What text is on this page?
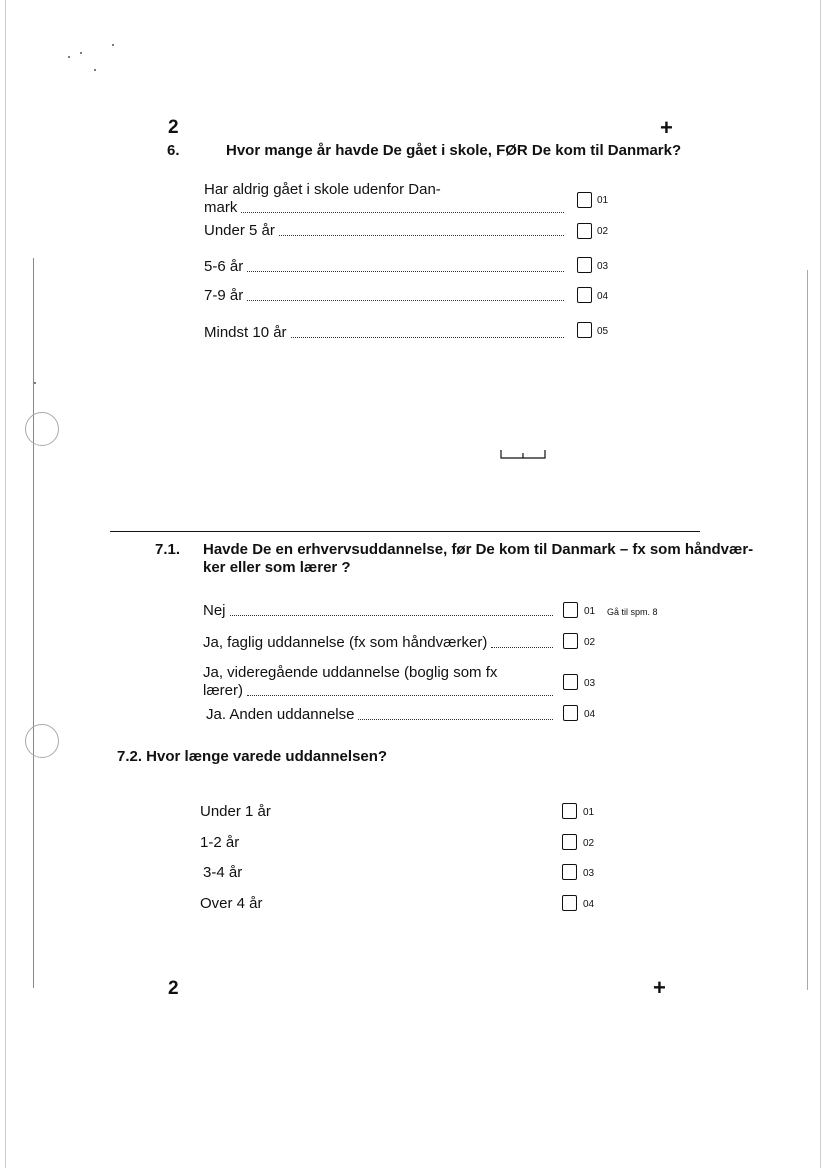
2	+
6.	Hvor mange år havde De gået i skole, FØR De kom til Danmark?
Har aldrig gået i skole udenfor Dan-
mark	01
Under 5 år	02
5-6 år	03
7-9 år	04
Mindst 10 år	05
7.1. Havde De en erhvervsuddannelse, før De kom til Danmark – fx som håndvær-
ker eller som lærer ?
Nej	01 Gå til spm. 8
Ja, faglig uddannelse (fx som håndværker)	02
Ja, videregående uddannelse (boglig som fx
lærer)	03
Ja. Anden uddannelse	04
7.2. Hvor længe varede uddannelsen?
Under 1 år	01
1-2 år	02
3-4 år	03
Over 4 år	04
2	+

### Problem to solve
Print the complete listing exactly, apart from any pictures.

### Task solution
What text is on this page?
2	+
6.	Hvor mange år havde De gået i skole, FØR De kom til Danmark?
Har aldrig gået i skole udenfor Dan-
mark	01
Under 5 år	02
5-6 år	03
7-9 år	04
Mindst 10 år	05
7.1. Havde De en erhvervsuddannelse, før De kom til Danmark – fx som håndvær-
ker eller som lærer ?
Nej	01 Gå til spm. 8
Ja, faglig uddannelse (fx som håndværker)	02
Ja, videregående uddannelse (boglig som fx
lærer)	03
Ja. Anden uddannelse	04
7.2. Hvor længe varede uddannelsen?
Under 1 år	01
1-2 år	02
3-4 år	03
Over 4 år	04
2	+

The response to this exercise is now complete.